(Recorded data)
......

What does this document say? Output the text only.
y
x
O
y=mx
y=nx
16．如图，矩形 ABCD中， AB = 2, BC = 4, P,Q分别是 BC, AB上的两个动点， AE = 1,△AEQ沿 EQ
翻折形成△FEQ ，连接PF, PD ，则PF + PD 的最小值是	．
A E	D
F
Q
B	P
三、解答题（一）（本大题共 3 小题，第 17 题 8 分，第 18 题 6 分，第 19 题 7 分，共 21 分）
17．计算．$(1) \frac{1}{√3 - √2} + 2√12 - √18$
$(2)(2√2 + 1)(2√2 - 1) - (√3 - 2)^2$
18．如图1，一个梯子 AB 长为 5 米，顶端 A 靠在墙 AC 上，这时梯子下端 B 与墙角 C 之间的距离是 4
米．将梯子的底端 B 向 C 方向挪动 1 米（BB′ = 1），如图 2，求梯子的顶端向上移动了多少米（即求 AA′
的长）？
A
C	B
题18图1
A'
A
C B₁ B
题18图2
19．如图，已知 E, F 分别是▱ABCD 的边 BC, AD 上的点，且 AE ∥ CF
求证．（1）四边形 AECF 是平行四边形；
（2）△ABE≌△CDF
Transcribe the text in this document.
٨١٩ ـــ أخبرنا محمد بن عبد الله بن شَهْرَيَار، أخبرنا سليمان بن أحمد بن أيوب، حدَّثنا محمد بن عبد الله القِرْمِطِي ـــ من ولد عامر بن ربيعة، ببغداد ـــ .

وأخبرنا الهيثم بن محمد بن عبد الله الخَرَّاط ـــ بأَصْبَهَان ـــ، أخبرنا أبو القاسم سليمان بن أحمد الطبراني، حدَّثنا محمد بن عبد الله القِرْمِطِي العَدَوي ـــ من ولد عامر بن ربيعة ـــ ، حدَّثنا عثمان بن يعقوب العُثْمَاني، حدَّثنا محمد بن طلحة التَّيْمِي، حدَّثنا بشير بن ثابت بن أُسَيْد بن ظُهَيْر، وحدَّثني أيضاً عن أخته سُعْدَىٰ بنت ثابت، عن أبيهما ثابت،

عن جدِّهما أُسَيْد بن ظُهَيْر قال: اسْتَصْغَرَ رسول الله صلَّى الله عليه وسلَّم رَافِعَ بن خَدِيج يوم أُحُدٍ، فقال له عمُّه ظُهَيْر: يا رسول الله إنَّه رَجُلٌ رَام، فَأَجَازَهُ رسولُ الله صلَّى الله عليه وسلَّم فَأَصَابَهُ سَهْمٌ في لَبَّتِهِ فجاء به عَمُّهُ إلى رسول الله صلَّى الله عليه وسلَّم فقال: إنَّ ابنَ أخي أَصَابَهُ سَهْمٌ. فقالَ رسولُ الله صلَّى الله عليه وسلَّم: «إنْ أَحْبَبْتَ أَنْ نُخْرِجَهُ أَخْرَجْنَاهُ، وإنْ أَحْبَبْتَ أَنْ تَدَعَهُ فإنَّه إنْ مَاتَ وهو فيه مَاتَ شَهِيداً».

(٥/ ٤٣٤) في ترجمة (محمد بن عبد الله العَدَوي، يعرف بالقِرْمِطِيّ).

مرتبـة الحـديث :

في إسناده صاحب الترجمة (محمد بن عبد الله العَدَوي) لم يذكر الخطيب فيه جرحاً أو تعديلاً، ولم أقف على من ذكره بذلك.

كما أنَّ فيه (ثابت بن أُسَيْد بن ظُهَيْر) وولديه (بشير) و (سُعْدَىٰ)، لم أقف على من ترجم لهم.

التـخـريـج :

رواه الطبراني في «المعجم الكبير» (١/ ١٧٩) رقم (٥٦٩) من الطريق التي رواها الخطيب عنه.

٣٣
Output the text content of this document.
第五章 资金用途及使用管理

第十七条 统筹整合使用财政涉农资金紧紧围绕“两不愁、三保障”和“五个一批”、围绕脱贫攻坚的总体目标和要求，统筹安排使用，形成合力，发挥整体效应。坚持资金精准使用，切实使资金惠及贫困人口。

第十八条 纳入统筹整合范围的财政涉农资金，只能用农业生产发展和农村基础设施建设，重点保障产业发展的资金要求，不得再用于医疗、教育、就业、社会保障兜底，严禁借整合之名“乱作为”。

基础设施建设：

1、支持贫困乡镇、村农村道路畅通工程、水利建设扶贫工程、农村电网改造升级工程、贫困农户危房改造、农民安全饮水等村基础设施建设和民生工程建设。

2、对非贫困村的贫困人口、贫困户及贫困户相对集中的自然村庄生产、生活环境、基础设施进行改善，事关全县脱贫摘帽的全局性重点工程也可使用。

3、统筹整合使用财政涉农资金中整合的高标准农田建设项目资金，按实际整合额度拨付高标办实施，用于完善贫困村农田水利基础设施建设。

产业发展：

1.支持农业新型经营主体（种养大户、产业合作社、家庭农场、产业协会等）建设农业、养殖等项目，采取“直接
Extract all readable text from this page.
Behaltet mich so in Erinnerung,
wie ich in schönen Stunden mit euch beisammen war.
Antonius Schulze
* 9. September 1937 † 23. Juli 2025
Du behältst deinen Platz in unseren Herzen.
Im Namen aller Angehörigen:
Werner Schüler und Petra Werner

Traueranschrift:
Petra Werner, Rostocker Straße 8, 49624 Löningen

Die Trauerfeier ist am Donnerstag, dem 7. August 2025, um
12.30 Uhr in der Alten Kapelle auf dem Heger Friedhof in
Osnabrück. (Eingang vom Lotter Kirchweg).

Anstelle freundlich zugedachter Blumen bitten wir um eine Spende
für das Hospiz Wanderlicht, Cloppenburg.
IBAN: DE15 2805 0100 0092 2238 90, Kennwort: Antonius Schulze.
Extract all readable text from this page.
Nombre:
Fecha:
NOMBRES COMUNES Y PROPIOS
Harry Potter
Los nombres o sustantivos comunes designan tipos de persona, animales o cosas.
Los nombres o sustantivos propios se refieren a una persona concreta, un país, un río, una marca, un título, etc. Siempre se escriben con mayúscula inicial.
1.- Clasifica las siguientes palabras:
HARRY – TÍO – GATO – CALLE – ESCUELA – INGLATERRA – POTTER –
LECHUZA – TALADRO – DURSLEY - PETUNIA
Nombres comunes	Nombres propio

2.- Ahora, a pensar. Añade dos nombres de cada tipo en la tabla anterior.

......

WHAT TO WORK ON
Produce an exact copy of the whole listing.

RESULT BELOW
What does this document say? Output the text only.
y
x
O
y=mx
y=nx
16．如图，矩形 ABCD中， AB = 2, BC = 4, P,Q分别是 BC, AB上的两个动点， AE = 1,△AEQ沿 EQ
翻折形成△FEQ ，连接PF, PD ，则PF + PD 的最小值是	．
A E	D
F
Q
B	P
三、解答题（一）（本大题共 3 小题，第 17 题 8 分，第 18 题 6 分，第 19 题 7 分，共 21 分）
17．计算．$(1) \frac{1}{√3 - √2} + 2√12 - √18$
$(2)(2√2 + 1)(2√2 - 1) - (√3 - 2)^2$
18．如图1，一个梯子 AB 长为 5 米，顶端 A 靠在墙 AC 上，这时梯子下端 B 与墙角 C 之间的距离是 4
米．将梯子的底端 B 向 C 方向挪动 1 米（BB′ = 1），如图 2，求梯子的顶端向上移动了多少米（即求 AA′
的长）？
A
C	B
题18图1
A'
A
C B₁ B
题18图2
19．如图，已知 E, F 分别是▱ABCD 的边 BC, AD 上的点，且 AE ∥ CF
求证．（1）四边形 AECF 是平行四边形；
（2）△ABE≌△CDF
Transcribe the text in this document.
٨١٩ ـــ أخبرنا محمد بن عبد الله بن شَهْرَيَار، أخبرنا سليمان بن أحمد بن أيوب، حدَّثنا محمد بن عبد الله القِرْمِطِي ـــ من ولد عامر بن ربيعة، ببغداد ـــ .

وأخبرنا الهيثم بن محمد بن عبد الله الخَرَّاط ـــ بأَصْبَهَان ـــ، أخبرنا أبو القاسم سليمان بن أحمد الطبراني، حدَّثنا محمد بن عبد الله القِرْمِطِي العَدَوي ـــ من ولد عامر بن ربيعة ـــ ، حدَّثنا عثمان بن يعقوب العُثْمَاني، حدَّثنا محمد بن طلحة التَّيْمِي، حدَّثنا بشير بن ثابت بن أُسَيْد بن ظُهَيْر، وحدَّثني أيضاً عن أخته سُعْدَىٰ بنت ثابت، عن أبيهما ثابت،

عن جدِّهما أُسَيْد بن ظُهَيْر قال: اسْتَصْغَرَ رسول الله صلَّى الله عليه وسلَّم رَافِعَ بن خَدِيج يوم أُحُدٍ، فقال له عمُّه ظُهَيْر: يا رسول الله إنَّه رَجُلٌ رَام، فَأَجَازَهُ رسولُ الله صلَّى الله عليه وسلَّم فَأَصَابَهُ سَهْمٌ في لَبَّتِهِ فجاء به عَمُّهُ إلى رسول الله صلَّى الله عليه وسلَّم فقال: إنَّ ابنَ أخي أَصَابَهُ سَهْمٌ. فقالَ رسولُ الله صلَّى الله عليه وسلَّم: «إنْ أَحْبَبْتَ أَنْ نُخْرِجَهُ أَخْرَجْنَاهُ، وإنْ أَحْبَبْتَ أَنْ تَدَعَهُ فإنَّه إنْ مَاتَ وهو فيه مَاتَ شَهِيداً».

(٥/ ٤٣٤) في ترجمة (محمد بن عبد الله العَدَوي، يعرف بالقِرْمِطِيّ).

مرتبـة الحـديث :

في إسناده صاحب الترجمة (محمد بن عبد الله العَدَوي) لم يذكر الخطيب فيه جرحاً أو تعديلاً، ولم أقف على من ذكره بذلك.

كما أنَّ فيه (ثابت بن أُسَيْد بن ظُهَيْر) وولديه (بشير) و (سُعْدَىٰ)، لم أقف على من ترجم لهم.

التـخـريـج :

رواه الطبراني في «المعجم الكبير» (١/ ١٧٩) رقم (٥٦٩) من الطريق التي رواها الخطيب عنه.

٣٣
Output the text content of this document.
第五章 资金用途及使用管理

第十七条 统筹整合使用财政涉农资金紧紧围绕“两不愁、三保障”和“五个一批”、围绕脱贫攻坚的总体目标和要求，统筹安排使用，形成合力，发挥整体效应。坚持资金精准使用，切实使资金惠及贫困人口。

第十八条 纳入统筹整合范围的财政涉农资金，只能用农业生产发展和农村基础设施建设，重点保障产业发展的资金要求，不得再用于医疗、教育、就业、社会保障兜底，严禁借整合之名“乱作为”。

基础设施建设：

1、支持贫困乡镇、村农村道路畅通工程、水利建设扶贫工程、农村电网改造升级工程、贫困农户危房改造、农民安全饮水等村基础设施建设和民生工程建设。

2、对非贫困村的贫困人口、贫困户及贫困户相对集中的自然村庄生产、生活环境、基础设施进行改善，事关全县脱贫摘帽的全局性重点工程也可使用。

3、统筹整合使用财政涉农资金中整合的高标准农田建设项目资金，按实际整合额度拨付高标办实施，用于完善贫困村农田水利基础设施建设。

产业发展：

1.支持农业新型经营主体（种养大户、产业合作社、家庭农场、产业协会等）建设农业、养殖等项目，采取“直接
Extract all readable text from this page.
Behaltet mich so in Erinnerung,
wie ich in schönen Stunden mit euch beisammen war.
Antonius Schulze
* 9. September 1937 † 23. Juli 2025
Du behältst deinen Platz in unseren Herzen.
Im Namen aller Angehörigen:
Werner Schüler und Petra Werner

Traueranschrift:
Petra Werner, Rostocker Straße 8, 49624 Löningen

Die Trauerfeier ist am Donnerstag, dem 7. August 2025, um
12.30 Uhr in der Alten Kapelle auf dem Heger Friedhof in
Osnabrück. (Eingang vom Lotter Kirchweg).

Anstelle freundlich zugedachter Blumen bitten wir um eine Spende
für das Hospiz Wanderlicht, Cloppenburg.
IBAN: DE15 2805 0100 0092 2238 90, Kennwort: Antonius Schulze.
Extract all readable text from this page.
Nombre:
Fecha:
NOMBRES COMUNES Y PROPIOS
Harry Potter
Los nombres o sustantivos comunes designan tipos de persona, animales o cosas.
Los nombres o sustantivos propios se refieren a una persona concreta, un país, un río, una marca, un título, etc. Siempre se escriben con mayúscula inicial.
1.- Clasifica las siguientes palabras:
HARRY – TÍO – GATO – CALLE – ESCUELA – INGLATERRA – POTTER –
LECHUZA – TALADRO – DURSLEY - PETUNIA
Nombres comunes	Nombres propio

2.- Ahora, a pensar. Añade dos nombres de cada tipo en la tabla anterior.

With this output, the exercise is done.